▶ _What is being asked_
Pull out every line of the listing below where "Branca" appears.

Items from a dataset:
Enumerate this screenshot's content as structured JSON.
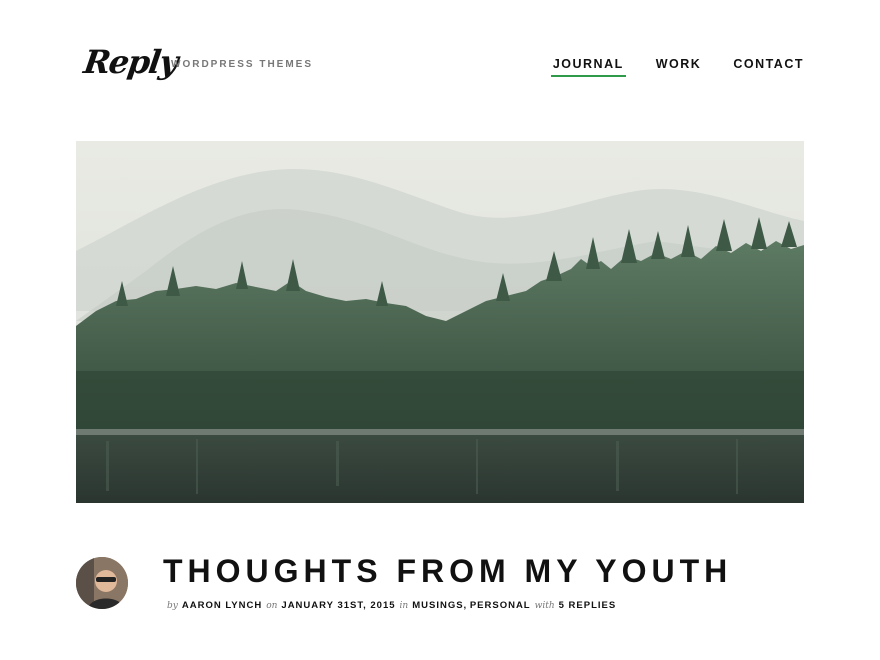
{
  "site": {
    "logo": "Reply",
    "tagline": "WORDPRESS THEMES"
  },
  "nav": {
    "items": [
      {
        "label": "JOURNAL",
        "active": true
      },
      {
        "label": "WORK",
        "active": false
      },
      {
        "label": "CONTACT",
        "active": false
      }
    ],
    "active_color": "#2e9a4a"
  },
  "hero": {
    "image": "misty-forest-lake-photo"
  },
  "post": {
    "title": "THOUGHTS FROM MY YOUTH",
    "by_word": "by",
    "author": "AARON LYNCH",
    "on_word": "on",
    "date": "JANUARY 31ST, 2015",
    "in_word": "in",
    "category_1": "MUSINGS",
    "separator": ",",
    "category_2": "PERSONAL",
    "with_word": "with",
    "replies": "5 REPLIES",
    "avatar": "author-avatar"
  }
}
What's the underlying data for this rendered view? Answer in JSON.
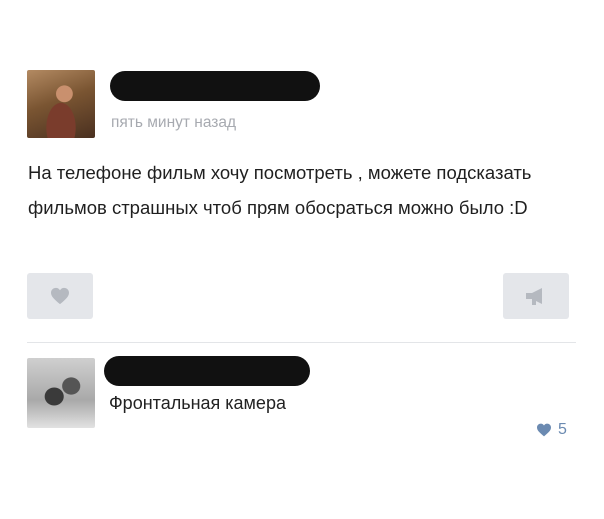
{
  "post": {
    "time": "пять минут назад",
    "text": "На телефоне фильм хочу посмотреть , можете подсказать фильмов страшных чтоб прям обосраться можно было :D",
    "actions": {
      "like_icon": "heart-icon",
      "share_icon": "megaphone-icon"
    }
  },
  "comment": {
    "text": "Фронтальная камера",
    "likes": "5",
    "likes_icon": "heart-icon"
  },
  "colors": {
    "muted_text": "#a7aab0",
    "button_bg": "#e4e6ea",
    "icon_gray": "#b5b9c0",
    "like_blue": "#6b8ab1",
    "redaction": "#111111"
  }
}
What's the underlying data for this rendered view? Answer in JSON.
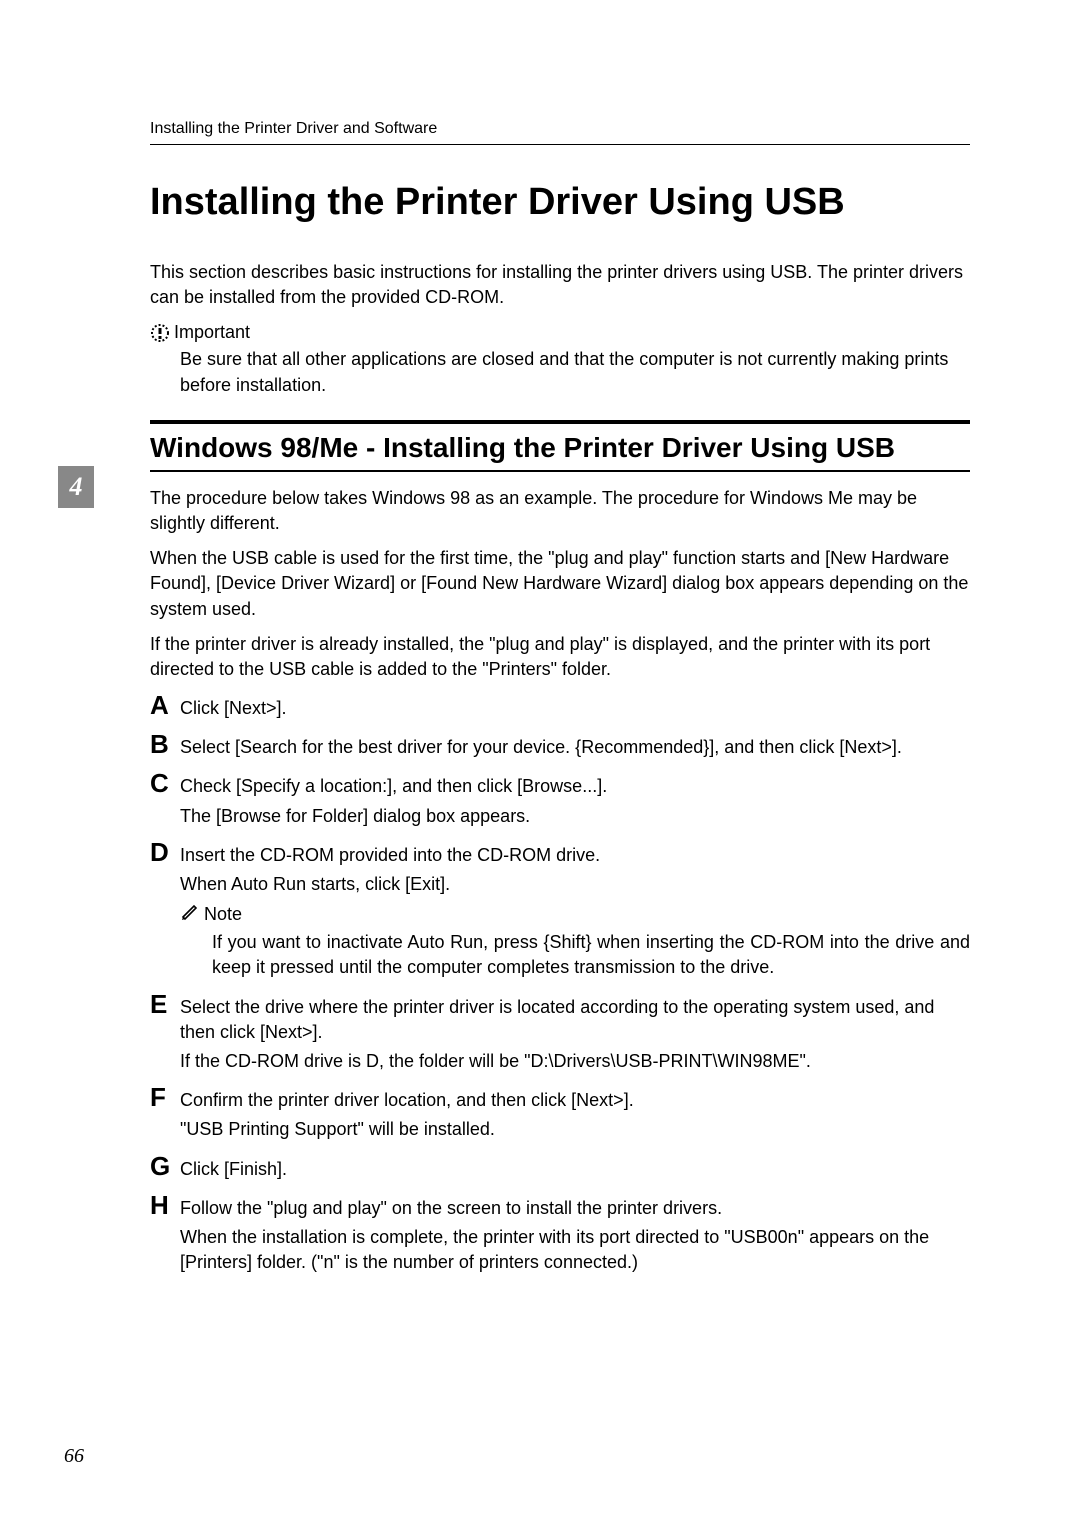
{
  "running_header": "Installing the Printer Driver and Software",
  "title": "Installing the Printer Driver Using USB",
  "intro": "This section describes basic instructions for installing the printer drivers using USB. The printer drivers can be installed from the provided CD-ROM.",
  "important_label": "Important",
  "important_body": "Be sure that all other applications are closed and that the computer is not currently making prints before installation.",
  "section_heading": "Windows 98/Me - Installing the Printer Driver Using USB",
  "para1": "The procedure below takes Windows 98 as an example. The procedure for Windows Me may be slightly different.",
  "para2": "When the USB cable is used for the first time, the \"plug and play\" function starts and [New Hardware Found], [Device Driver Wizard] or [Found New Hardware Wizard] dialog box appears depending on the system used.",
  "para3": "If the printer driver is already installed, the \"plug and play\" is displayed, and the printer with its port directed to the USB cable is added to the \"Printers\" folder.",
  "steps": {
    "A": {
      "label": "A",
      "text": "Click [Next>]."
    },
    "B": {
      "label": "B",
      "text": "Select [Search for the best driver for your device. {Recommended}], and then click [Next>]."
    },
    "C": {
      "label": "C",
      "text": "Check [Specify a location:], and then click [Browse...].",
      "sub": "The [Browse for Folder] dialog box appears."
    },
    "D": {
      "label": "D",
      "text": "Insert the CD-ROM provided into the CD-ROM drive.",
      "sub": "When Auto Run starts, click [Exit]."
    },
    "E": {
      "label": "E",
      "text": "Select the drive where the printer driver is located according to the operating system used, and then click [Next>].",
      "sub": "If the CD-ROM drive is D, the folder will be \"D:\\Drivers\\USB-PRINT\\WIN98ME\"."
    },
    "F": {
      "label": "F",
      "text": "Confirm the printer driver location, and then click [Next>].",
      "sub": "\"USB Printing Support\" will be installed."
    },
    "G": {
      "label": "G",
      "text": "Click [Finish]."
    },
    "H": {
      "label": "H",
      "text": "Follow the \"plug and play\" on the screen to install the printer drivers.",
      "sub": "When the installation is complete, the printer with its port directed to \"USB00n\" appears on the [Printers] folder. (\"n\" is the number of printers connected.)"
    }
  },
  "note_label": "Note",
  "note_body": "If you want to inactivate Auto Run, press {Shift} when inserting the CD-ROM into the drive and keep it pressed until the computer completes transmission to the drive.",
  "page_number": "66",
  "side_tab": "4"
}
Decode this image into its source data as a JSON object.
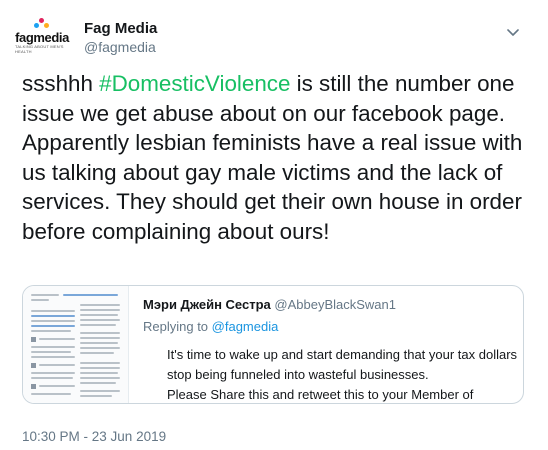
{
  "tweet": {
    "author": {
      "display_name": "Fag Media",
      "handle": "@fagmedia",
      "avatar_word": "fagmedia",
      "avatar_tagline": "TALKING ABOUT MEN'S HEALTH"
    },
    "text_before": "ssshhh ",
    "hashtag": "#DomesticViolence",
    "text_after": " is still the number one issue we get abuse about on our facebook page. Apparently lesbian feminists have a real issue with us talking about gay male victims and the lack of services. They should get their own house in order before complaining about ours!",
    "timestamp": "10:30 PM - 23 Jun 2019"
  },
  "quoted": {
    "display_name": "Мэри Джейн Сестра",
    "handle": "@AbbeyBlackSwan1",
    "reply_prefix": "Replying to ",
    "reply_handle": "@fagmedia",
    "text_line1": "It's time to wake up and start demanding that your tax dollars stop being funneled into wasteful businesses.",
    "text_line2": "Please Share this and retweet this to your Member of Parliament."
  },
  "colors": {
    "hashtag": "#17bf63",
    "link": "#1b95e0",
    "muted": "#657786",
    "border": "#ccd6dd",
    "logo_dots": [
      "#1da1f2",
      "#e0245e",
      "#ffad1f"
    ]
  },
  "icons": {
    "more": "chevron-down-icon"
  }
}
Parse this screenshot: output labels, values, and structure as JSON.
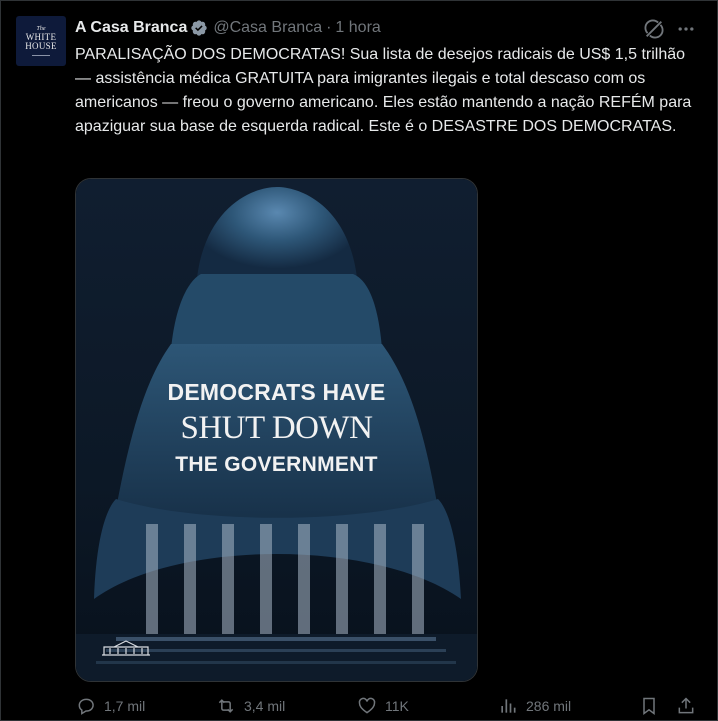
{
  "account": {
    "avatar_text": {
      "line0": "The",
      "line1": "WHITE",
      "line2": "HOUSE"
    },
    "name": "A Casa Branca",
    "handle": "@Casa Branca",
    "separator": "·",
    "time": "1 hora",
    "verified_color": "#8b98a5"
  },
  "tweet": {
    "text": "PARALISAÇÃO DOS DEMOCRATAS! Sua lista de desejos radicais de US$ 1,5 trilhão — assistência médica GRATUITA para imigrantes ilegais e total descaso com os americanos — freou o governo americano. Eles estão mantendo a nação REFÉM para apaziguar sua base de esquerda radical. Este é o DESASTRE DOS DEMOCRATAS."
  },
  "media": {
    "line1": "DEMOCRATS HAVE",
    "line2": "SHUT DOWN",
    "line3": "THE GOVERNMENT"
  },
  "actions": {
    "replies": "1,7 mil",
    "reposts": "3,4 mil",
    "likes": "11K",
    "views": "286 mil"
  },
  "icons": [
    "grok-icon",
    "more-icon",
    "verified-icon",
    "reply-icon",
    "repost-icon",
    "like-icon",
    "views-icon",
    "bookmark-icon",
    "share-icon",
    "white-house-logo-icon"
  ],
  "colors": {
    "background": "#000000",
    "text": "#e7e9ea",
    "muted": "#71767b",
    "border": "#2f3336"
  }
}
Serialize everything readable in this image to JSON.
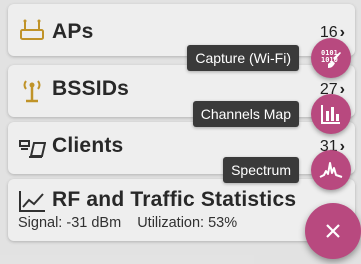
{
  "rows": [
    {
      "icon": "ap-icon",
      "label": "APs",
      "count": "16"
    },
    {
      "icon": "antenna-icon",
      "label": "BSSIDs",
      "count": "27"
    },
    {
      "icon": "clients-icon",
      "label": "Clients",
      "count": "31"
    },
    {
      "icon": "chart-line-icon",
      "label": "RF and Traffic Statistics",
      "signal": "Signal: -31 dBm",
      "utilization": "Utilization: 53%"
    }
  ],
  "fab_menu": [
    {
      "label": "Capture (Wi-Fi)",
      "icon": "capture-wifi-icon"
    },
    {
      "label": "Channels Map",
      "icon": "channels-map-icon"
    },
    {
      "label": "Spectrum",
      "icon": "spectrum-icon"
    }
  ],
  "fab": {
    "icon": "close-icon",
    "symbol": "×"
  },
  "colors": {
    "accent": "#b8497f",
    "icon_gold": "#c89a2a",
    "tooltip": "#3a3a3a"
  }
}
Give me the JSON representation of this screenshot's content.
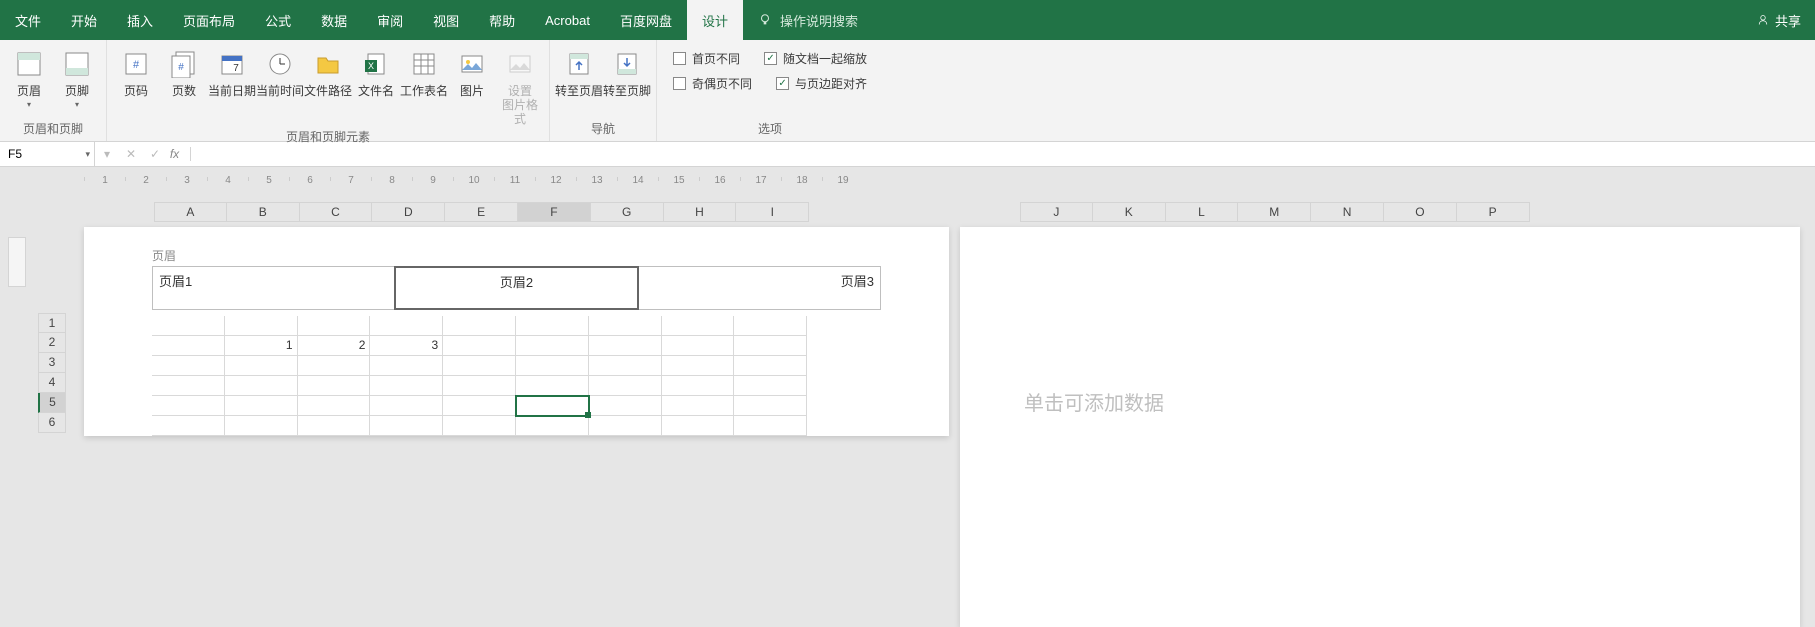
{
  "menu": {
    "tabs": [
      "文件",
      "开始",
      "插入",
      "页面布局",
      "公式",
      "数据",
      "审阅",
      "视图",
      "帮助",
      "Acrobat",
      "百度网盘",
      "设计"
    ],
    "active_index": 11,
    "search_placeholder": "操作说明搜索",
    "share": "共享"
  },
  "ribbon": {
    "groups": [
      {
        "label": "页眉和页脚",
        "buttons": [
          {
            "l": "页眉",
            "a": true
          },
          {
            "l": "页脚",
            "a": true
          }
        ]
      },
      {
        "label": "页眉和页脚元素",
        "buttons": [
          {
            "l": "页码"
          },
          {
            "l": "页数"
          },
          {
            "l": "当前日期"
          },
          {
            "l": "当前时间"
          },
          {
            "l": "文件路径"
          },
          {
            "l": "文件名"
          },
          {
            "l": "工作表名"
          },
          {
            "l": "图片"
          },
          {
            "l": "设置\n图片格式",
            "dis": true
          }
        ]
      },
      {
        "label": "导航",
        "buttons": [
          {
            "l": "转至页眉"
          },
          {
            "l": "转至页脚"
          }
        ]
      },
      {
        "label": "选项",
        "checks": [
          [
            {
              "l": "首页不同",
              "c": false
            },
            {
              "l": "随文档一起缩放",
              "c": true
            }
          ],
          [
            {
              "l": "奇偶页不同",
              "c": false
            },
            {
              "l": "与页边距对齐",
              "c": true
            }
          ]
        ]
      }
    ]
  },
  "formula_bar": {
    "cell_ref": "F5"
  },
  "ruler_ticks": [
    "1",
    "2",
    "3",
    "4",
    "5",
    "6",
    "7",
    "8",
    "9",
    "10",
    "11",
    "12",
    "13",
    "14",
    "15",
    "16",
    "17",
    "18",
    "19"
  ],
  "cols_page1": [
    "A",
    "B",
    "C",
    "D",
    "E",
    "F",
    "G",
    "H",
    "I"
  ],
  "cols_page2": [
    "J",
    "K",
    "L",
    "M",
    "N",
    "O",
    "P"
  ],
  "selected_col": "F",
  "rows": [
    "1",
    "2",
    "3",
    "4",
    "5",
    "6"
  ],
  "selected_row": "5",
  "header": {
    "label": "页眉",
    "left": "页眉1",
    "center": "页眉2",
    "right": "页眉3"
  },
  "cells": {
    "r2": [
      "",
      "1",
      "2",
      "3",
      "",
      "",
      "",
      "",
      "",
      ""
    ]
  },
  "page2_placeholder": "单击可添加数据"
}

▶ _The completed task_
    "name": "A Casa Branca",
    "handle": "@Casa Branca",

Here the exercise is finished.